What follows is a listing; give it again exactly, in its entirety.

(begin)

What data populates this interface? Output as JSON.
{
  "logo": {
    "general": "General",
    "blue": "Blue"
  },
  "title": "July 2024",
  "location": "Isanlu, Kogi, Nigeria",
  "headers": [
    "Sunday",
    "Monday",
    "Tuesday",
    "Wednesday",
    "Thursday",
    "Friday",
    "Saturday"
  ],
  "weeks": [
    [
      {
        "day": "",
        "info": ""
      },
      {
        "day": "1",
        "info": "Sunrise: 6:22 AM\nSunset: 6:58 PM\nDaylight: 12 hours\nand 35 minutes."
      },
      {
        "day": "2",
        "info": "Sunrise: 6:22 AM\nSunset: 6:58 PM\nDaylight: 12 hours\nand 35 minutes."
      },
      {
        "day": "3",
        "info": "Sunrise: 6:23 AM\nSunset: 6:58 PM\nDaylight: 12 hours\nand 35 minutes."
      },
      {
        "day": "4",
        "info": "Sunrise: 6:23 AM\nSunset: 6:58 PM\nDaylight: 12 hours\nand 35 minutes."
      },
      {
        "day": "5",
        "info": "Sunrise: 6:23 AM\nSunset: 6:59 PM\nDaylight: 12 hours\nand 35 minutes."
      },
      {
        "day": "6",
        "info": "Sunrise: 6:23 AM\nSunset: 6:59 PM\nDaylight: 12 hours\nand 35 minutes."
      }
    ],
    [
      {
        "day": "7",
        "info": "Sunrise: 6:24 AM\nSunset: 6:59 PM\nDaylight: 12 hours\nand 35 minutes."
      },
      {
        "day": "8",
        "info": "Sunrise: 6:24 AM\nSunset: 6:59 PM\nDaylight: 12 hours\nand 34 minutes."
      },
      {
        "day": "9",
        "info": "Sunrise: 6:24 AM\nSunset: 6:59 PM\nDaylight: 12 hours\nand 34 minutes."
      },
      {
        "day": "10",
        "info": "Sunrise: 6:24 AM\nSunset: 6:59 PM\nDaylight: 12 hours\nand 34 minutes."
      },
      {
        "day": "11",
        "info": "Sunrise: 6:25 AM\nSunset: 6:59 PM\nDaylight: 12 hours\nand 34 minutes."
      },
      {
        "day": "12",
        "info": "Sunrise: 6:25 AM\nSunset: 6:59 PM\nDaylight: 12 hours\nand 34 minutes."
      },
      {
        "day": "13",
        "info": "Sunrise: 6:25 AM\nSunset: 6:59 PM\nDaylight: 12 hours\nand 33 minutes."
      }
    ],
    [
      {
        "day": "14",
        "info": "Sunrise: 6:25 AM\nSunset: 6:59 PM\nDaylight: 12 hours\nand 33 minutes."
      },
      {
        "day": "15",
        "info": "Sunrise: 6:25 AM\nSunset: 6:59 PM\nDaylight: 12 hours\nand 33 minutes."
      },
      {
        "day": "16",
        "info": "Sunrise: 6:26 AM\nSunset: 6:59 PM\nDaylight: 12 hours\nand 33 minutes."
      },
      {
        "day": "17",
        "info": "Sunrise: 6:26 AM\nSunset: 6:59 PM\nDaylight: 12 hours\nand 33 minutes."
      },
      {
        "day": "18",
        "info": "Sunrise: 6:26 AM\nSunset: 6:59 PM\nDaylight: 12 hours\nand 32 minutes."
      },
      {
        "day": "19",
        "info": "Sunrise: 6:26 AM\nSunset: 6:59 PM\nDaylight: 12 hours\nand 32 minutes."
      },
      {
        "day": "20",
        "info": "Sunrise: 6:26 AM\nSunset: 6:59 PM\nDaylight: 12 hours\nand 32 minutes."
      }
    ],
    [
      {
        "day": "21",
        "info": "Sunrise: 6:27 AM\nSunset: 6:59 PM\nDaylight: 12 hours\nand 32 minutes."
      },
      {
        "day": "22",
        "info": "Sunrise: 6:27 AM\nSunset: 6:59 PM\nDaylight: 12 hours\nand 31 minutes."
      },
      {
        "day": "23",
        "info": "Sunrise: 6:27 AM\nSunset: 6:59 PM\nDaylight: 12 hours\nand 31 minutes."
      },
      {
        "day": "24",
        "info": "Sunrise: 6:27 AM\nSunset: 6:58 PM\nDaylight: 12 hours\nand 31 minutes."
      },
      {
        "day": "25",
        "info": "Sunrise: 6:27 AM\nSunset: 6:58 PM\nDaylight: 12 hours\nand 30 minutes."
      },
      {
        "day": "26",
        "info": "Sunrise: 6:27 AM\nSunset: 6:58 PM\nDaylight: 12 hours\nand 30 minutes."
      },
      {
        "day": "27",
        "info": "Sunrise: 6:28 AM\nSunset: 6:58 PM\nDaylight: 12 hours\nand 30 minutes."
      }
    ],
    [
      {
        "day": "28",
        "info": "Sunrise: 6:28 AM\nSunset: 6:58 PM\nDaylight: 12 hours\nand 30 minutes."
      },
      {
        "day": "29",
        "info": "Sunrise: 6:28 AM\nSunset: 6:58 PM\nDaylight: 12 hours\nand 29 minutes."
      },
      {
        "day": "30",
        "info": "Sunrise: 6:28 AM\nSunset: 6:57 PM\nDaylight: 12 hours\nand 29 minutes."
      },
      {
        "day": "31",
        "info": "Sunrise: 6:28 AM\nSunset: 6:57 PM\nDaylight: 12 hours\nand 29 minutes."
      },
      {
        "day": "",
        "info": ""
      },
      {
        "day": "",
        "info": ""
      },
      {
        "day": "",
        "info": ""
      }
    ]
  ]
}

(end)

[Exercise result]
What data populates this interface? Output as JSON.
{
  "logo": {
    "general": "General",
    "blue": "Blue"
  },
  "title": "July 2024",
  "location": "Isanlu, Kogi, Nigeria",
  "headers": [
    "Sunday",
    "Monday",
    "Tuesday",
    "Wednesday",
    "Thursday",
    "Friday",
    "Saturday"
  ],
  "weeks": [
    [
      {
        "day": "",
        "info": ""
      },
      {
        "day": "1",
        "info": "Sunrise: 6:22 AM\nSunset: 6:58 PM\nDaylight: 12 hours\nand 35 minutes."
      },
      {
        "day": "2",
        "info": "Sunrise: 6:22 AM\nSunset: 6:58 PM\nDaylight: 12 hours\nand 35 minutes."
      },
      {
        "day": "3",
        "info": "Sunrise: 6:23 AM\nSunset: 6:58 PM\nDaylight: 12 hours\nand 35 minutes."
      },
      {
        "day": "4",
        "info": "Sunrise: 6:23 AM\nSunset: 6:58 PM\nDaylight: 12 hours\nand 35 minutes."
      },
      {
        "day": "5",
        "info": "Sunrise: 6:23 AM\nSunset: 6:59 PM\nDaylight: 12 hours\nand 35 minutes."
      },
      {
        "day": "6",
        "info": "Sunrise: 6:23 AM\nSunset: 6:59 PM\nDaylight: 12 hours\nand 35 minutes."
      }
    ],
    [
      {
        "day": "7",
        "info": "Sunrise: 6:24 AM\nSunset: 6:59 PM\nDaylight: 12 hours\nand 35 minutes."
      },
      {
        "day": "8",
        "info": "Sunrise: 6:24 AM\nSunset: 6:59 PM\nDaylight: 12 hours\nand 34 minutes."
      },
      {
        "day": "9",
        "info": "Sunrise: 6:24 AM\nSunset: 6:59 PM\nDaylight: 12 hours\nand 34 minutes."
      },
      {
        "day": "10",
        "info": "Sunrise: 6:24 AM\nSunset: 6:59 PM\nDaylight: 12 hours\nand 34 minutes."
      },
      {
        "day": "11",
        "info": "Sunrise: 6:25 AM\nSunset: 6:59 PM\nDaylight: 12 hours\nand 34 minutes."
      },
      {
        "day": "12",
        "info": "Sunrise: 6:25 AM\nSunset: 6:59 PM\nDaylight: 12 hours\nand 34 minutes."
      },
      {
        "day": "13",
        "info": "Sunrise: 6:25 AM\nSunset: 6:59 PM\nDaylight: 12 hours\nand 33 minutes."
      }
    ],
    [
      {
        "day": "14",
        "info": "Sunrise: 6:25 AM\nSunset: 6:59 PM\nDaylight: 12 hours\nand 33 minutes."
      },
      {
        "day": "15",
        "info": "Sunrise: 6:25 AM\nSunset: 6:59 PM\nDaylight: 12 hours\nand 33 minutes."
      },
      {
        "day": "16",
        "info": "Sunrise: 6:26 AM\nSunset: 6:59 PM\nDaylight: 12 hours\nand 33 minutes."
      },
      {
        "day": "17",
        "info": "Sunrise: 6:26 AM\nSunset: 6:59 PM\nDaylight: 12 hours\nand 33 minutes."
      },
      {
        "day": "18",
        "info": "Sunrise: 6:26 AM\nSunset: 6:59 PM\nDaylight: 12 hours\nand 32 minutes."
      },
      {
        "day": "19",
        "info": "Sunrise: 6:26 AM\nSunset: 6:59 PM\nDaylight: 12 hours\nand 32 minutes."
      },
      {
        "day": "20",
        "info": "Sunrise: 6:26 AM\nSunset: 6:59 PM\nDaylight: 12 hours\nand 32 minutes."
      }
    ],
    [
      {
        "day": "21",
        "info": "Sunrise: 6:27 AM\nSunset: 6:59 PM\nDaylight: 12 hours\nand 32 minutes."
      },
      {
        "day": "22",
        "info": "Sunrise: 6:27 AM\nSunset: 6:59 PM\nDaylight: 12 hours\nand 31 minutes."
      },
      {
        "day": "23",
        "info": "Sunrise: 6:27 AM\nSunset: 6:59 PM\nDaylight: 12 hours\nand 31 minutes."
      },
      {
        "day": "24",
        "info": "Sunrise: 6:27 AM\nSunset: 6:58 PM\nDaylight: 12 hours\nand 31 minutes."
      },
      {
        "day": "25",
        "info": "Sunrise: 6:27 AM\nSunset: 6:58 PM\nDaylight: 12 hours\nand 30 minutes."
      },
      {
        "day": "26",
        "info": "Sunrise: 6:27 AM\nSunset: 6:58 PM\nDaylight: 12 hours\nand 30 minutes."
      },
      {
        "day": "27",
        "info": "Sunrise: 6:28 AM\nSunset: 6:58 PM\nDaylight: 12 hours\nand 30 minutes."
      }
    ],
    [
      {
        "day": "28",
        "info": "Sunrise: 6:28 AM\nSunset: 6:58 PM\nDaylight: 12 hours\nand 30 minutes."
      },
      {
        "day": "29",
        "info": "Sunrise: 6:28 AM\nSunset: 6:58 PM\nDaylight: 12 hours\nand 29 minutes."
      },
      {
        "day": "30",
        "info": "Sunrise: 6:28 AM\nSunset: 6:57 PM\nDaylight: 12 hours\nand 29 minutes."
      },
      {
        "day": "31",
        "info": "Sunrise: 6:28 AM\nSunset: 6:57 PM\nDaylight: 12 hours\nand 29 minutes."
      },
      {
        "day": "",
        "info": ""
      },
      {
        "day": "",
        "info": ""
      },
      {
        "day": "",
        "info": ""
      }
    ]
  ]
}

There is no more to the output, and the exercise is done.